Dataset excerpts:
☆ ☆ ☆

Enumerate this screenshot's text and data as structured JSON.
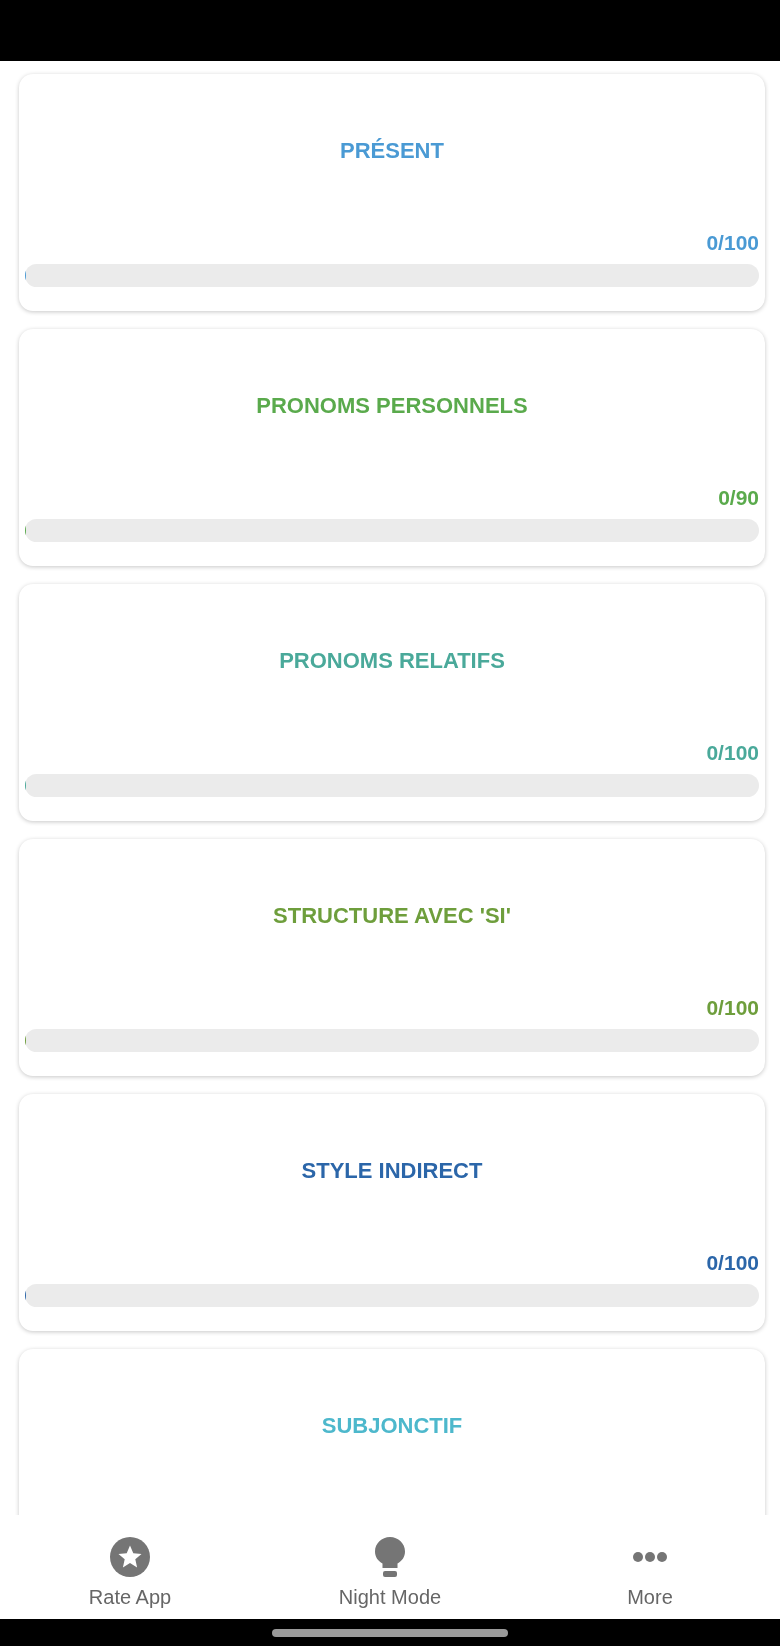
{
  "lessons": [
    {
      "title": "PRÉSENT",
      "color": "#4a9ad4",
      "score": "0/100",
      "level": 0
    },
    {
      "title": "PRONOMS PERSONNELS",
      "color": "#5aaa4c",
      "score": "0/90",
      "level": 0
    },
    {
      "title": "PRONOMS RELATIFS",
      "color": "#4aa99a",
      "score": "0/100",
      "level": 0
    },
    {
      "title": "STRUCTURE AVEC 'SI'",
      "color": "#6e9e3c",
      "score": "0/100",
      "level": 0
    },
    {
      "title": "STYLE INDIRECT",
      "color": "#2b66a9",
      "score": "0/100",
      "level": 0
    },
    {
      "title": "SUBJONCTIF",
      "color": "#4db8cc"
    }
  ],
  "bottom_nav": [
    {
      "label": "Rate App",
      "kind": "rate"
    },
    {
      "label": "Night Mode",
      "kind": "night"
    },
    {
      "label": "More",
      "kind": "more"
    }
  ]
}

☆ ☆ ☆

## TASK TO COMPLETE
Retype every entry verbatim and exclude the pictures from the copy.

## ANSWER TO THE PROBLEM
Enumerate this screenshot's text and data as structured JSON.
{
  "lessons": [
    {
      "title": "PRÉSENT",
      "color": "#4a9ad4",
      "score": "0/100",
      "level": 0
    },
    {
      "title": "PRONOMS PERSONNELS",
      "color": "#5aaa4c",
      "score": "0/90",
      "level": 0
    },
    {
      "title": "PRONOMS RELATIFS",
      "color": "#4aa99a",
      "score": "0/100",
      "level": 0
    },
    {
      "title": "STRUCTURE AVEC 'SI'",
      "color": "#6e9e3c",
      "score": "0/100",
      "level": 0
    },
    {
      "title": "STYLE INDIRECT",
      "color": "#2b66a9",
      "score": "0/100",
      "level": 0
    },
    {
      "title": "SUBJONCTIF",
      "color": "#4db8cc"
    }
  ],
  "bottom_nav": [
    {
      "label": "Rate App",
      "kind": "rate"
    },
    {
      "label": "Night Mode",
      "kind": "night"
    },
    {
      "label": "More",
      "kind": "more"
    }
  ]
}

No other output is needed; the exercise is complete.